__CHALLENGE__. State how many lines of the entries hold the string "francais". Reply with the number alone.

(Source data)
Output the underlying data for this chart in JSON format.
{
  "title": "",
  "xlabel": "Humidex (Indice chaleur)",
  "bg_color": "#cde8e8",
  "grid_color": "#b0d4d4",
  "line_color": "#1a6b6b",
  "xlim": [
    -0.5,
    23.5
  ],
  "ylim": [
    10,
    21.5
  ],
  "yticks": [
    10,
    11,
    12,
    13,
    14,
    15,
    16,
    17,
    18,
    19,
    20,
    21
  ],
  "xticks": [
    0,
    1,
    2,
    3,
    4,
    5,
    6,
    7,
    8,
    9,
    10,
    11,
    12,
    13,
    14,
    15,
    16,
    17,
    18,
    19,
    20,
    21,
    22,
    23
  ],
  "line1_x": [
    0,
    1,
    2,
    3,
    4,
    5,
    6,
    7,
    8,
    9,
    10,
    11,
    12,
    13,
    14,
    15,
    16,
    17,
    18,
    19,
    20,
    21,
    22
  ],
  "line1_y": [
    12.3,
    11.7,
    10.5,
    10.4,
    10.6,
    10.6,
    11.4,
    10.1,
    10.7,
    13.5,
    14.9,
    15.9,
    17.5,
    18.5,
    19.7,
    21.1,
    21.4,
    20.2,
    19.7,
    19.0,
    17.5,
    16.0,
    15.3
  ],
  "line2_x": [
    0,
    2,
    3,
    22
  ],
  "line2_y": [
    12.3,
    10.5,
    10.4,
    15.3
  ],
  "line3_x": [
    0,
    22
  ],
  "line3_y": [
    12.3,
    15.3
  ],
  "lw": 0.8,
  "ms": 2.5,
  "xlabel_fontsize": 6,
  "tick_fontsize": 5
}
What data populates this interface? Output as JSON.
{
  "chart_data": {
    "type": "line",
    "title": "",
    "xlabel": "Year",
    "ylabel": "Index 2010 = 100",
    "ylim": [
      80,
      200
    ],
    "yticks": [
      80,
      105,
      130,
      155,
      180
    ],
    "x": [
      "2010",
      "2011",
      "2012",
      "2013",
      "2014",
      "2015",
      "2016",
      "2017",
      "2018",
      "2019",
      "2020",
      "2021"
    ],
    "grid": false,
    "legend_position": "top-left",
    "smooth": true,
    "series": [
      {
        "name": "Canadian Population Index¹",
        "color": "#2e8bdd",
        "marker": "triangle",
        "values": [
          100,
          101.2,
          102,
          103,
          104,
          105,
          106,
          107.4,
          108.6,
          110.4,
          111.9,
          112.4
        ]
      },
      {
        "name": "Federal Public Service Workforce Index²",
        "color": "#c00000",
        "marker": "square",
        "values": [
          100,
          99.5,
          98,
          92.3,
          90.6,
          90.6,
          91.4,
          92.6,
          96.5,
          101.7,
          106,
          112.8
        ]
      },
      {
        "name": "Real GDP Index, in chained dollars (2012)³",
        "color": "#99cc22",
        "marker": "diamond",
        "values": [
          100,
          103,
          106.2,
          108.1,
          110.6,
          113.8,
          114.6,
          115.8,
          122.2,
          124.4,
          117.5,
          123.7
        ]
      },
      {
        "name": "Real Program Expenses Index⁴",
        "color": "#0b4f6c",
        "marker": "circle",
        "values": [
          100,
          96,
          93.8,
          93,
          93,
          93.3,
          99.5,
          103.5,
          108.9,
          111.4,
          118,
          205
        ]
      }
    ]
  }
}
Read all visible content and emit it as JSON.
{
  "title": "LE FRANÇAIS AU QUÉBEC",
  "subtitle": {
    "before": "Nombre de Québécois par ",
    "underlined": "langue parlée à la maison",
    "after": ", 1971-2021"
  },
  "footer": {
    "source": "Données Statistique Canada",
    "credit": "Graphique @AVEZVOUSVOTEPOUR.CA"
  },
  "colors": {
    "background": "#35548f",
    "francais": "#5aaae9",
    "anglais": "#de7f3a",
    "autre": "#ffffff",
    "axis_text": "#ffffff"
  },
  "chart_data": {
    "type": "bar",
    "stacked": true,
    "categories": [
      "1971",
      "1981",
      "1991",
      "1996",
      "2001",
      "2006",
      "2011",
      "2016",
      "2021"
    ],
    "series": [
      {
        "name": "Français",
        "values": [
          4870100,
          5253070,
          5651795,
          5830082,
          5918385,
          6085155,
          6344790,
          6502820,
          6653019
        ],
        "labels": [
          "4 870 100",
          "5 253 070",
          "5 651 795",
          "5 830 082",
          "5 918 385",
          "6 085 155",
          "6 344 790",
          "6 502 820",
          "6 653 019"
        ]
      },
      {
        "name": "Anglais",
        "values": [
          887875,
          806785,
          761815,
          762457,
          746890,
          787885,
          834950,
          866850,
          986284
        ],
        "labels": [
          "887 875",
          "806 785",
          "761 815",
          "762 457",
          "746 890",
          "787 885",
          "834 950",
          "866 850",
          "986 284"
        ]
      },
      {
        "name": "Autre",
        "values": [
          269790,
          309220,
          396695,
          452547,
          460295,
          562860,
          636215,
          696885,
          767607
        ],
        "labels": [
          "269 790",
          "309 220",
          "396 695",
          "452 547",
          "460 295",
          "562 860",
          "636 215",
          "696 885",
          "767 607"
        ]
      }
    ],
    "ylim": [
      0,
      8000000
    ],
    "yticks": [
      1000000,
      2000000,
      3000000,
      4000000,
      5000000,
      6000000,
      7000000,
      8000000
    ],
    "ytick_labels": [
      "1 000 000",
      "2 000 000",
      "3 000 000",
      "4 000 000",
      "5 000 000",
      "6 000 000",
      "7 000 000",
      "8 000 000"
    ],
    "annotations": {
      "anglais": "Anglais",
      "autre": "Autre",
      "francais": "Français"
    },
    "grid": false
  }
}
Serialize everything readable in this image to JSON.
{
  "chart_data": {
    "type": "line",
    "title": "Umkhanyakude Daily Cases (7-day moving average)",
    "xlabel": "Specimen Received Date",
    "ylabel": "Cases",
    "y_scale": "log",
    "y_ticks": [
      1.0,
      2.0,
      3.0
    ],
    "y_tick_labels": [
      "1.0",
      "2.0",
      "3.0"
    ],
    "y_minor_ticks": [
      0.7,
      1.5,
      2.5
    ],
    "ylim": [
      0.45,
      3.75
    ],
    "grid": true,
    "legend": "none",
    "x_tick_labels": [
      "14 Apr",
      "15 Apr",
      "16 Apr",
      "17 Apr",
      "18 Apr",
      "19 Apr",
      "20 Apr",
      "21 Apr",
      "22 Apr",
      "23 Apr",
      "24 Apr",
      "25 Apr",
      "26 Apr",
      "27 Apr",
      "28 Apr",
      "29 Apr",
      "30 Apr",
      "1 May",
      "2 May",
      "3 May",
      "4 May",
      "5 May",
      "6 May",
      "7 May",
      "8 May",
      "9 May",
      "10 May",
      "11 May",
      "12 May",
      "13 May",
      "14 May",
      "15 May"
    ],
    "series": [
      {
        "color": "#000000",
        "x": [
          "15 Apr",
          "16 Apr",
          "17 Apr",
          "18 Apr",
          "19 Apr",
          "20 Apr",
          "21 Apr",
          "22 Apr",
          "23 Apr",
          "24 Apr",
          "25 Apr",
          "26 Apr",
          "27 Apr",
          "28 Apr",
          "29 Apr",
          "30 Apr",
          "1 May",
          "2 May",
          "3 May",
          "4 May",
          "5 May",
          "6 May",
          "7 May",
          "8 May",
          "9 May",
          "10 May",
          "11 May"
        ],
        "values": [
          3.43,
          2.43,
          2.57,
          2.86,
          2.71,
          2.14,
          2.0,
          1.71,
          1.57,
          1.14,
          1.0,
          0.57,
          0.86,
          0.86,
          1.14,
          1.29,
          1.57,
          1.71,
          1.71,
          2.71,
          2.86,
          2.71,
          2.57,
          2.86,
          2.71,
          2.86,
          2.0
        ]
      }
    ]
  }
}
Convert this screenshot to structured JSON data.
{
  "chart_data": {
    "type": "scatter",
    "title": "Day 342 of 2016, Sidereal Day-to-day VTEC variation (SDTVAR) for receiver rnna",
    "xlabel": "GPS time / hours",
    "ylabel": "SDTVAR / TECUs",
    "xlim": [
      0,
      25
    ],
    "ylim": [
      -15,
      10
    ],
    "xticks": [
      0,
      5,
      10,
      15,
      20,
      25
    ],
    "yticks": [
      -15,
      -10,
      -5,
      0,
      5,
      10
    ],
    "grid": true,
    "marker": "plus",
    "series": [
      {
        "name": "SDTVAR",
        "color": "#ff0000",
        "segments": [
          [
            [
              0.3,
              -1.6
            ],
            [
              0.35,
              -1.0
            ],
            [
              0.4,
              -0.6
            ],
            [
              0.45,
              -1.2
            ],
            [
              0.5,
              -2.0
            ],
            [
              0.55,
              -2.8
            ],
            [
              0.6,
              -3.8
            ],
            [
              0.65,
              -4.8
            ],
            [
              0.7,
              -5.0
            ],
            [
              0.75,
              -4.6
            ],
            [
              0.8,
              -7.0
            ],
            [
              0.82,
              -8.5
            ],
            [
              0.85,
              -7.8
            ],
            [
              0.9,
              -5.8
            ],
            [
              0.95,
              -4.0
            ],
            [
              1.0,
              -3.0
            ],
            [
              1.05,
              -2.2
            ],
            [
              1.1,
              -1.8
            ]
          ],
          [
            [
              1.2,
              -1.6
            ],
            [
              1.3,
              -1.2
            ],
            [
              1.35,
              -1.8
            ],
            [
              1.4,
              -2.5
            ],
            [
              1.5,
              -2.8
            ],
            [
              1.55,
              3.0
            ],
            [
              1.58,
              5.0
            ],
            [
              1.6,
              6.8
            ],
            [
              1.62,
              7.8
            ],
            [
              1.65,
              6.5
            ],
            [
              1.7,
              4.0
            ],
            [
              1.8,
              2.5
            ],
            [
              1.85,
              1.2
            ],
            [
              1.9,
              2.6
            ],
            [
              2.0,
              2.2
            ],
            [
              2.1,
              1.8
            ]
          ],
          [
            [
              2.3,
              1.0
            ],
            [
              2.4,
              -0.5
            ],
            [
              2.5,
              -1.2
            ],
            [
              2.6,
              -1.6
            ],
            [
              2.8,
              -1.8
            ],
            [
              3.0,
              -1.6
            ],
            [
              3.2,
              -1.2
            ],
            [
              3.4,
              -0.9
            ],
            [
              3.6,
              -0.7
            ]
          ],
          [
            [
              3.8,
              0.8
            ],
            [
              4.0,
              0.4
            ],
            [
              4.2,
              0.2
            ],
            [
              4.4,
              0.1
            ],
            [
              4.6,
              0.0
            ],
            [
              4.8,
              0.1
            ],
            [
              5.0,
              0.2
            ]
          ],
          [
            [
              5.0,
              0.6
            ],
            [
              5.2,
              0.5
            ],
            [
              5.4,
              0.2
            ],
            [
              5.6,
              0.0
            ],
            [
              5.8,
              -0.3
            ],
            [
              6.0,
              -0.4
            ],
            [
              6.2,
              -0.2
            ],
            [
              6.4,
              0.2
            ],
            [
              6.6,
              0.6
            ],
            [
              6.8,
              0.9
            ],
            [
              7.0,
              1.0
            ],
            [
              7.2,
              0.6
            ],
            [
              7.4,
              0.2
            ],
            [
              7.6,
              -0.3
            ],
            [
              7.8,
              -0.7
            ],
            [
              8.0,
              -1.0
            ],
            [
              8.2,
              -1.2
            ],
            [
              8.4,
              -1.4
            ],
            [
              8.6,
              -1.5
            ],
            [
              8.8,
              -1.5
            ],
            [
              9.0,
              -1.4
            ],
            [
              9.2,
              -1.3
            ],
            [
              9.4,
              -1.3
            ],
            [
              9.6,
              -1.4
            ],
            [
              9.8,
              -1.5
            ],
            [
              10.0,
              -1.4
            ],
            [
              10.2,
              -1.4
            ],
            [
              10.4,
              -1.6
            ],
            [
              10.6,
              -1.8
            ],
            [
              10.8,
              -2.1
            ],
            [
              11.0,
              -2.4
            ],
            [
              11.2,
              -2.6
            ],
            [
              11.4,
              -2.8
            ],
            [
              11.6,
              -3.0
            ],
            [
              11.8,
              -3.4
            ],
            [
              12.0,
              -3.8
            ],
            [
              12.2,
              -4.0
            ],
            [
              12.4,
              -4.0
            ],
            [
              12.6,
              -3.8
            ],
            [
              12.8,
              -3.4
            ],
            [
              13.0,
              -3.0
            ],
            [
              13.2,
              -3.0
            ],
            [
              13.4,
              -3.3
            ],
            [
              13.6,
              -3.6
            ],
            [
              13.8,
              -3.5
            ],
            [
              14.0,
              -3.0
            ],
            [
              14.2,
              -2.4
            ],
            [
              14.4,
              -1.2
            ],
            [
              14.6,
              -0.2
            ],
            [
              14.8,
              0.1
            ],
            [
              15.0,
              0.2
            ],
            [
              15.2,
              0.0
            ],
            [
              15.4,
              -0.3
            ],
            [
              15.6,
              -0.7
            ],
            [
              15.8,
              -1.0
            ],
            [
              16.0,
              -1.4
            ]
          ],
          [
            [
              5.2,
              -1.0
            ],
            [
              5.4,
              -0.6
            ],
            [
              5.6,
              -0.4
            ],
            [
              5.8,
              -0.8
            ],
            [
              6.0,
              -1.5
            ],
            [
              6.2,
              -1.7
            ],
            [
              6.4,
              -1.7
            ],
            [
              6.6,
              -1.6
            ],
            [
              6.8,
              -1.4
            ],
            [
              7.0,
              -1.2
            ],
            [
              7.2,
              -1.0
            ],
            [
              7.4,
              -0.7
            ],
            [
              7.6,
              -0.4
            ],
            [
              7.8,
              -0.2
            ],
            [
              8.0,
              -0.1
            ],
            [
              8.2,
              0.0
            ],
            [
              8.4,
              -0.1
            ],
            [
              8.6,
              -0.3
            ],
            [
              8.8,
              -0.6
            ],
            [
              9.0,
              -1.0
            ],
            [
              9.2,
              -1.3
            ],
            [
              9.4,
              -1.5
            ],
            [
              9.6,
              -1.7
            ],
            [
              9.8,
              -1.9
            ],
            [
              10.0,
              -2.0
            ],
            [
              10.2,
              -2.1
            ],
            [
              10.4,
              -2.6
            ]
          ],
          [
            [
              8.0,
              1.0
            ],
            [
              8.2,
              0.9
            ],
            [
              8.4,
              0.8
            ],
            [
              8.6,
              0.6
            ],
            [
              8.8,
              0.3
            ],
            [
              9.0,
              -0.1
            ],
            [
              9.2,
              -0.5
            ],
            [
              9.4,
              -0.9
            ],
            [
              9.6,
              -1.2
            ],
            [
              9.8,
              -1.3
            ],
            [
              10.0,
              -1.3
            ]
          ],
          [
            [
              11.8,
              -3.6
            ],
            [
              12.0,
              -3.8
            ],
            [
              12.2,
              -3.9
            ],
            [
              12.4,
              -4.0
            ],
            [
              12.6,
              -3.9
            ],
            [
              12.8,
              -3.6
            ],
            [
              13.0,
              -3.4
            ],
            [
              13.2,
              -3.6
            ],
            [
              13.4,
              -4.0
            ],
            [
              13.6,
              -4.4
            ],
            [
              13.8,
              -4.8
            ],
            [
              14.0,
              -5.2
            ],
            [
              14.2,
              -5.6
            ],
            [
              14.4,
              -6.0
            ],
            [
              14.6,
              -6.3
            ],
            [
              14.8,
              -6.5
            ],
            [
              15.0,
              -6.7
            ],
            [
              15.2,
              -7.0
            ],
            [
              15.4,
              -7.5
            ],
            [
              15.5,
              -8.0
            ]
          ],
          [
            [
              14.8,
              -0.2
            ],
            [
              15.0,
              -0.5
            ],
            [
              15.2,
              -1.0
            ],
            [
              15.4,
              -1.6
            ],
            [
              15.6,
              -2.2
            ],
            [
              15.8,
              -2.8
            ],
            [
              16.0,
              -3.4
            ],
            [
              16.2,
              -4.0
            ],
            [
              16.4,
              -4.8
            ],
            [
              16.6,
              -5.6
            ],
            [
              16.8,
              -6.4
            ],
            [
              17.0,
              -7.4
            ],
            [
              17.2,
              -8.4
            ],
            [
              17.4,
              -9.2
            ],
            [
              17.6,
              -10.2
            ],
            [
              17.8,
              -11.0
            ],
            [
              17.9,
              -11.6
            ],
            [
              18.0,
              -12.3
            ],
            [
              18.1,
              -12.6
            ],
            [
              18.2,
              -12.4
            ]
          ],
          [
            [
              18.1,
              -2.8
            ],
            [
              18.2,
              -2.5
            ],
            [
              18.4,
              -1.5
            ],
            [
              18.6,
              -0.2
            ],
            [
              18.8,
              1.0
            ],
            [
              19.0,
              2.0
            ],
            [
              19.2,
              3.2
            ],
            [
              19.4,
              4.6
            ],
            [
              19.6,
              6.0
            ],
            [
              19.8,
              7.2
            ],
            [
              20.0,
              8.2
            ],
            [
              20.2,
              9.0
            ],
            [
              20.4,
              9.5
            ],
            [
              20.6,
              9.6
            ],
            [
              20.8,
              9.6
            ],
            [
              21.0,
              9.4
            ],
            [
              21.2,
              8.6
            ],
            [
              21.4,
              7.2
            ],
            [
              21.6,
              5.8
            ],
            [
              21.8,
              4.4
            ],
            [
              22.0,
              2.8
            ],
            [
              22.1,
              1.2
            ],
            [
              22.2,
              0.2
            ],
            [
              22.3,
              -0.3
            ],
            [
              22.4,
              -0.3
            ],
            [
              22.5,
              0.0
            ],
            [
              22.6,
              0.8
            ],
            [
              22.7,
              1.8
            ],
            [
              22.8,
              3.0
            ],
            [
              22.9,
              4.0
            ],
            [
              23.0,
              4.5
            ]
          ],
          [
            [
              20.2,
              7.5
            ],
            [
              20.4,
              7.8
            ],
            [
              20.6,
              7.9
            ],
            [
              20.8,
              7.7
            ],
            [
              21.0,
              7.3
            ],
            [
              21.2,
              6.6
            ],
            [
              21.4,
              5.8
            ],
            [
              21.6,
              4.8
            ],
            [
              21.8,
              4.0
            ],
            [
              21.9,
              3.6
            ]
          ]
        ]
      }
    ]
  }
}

__OUTPUT OF THE EXERCISE__. 2